Written task: Copy whichever lines contain the string "dans".

Entries provided:
.....
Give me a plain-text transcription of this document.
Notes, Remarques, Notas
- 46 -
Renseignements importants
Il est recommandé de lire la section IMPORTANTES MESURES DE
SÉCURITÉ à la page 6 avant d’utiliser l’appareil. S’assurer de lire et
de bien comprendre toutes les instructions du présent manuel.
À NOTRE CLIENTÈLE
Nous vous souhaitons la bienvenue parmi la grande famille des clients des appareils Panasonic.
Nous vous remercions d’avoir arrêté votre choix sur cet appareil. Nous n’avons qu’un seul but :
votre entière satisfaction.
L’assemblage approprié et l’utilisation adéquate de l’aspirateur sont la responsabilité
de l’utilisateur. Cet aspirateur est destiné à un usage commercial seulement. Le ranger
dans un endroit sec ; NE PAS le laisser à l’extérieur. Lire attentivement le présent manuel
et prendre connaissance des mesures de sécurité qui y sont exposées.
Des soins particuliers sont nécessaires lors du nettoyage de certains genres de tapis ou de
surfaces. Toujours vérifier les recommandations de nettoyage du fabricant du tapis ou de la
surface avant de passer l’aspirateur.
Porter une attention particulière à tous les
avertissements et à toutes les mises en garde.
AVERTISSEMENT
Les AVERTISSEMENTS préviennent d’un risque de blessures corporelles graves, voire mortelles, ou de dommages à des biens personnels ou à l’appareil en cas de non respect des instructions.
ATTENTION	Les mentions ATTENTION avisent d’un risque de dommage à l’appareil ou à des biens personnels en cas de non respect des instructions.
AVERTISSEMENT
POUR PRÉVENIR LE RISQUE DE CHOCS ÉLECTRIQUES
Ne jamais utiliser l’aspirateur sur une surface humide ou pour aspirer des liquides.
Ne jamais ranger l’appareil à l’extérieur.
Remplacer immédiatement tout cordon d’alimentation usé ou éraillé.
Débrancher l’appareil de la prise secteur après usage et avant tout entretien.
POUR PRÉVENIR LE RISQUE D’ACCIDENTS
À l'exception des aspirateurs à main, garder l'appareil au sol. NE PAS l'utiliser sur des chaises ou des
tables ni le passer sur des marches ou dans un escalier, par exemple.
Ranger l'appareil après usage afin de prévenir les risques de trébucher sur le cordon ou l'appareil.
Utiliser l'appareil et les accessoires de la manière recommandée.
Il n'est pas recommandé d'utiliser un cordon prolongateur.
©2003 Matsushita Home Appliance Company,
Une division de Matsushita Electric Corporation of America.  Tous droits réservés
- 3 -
.....
Task solution:
dans un endroit sec ; NE PAS le laisser à l’extérieur. Lire attentivement le présent manuel
tables ni le passer sur des marches ou dans un escalier, par exemple.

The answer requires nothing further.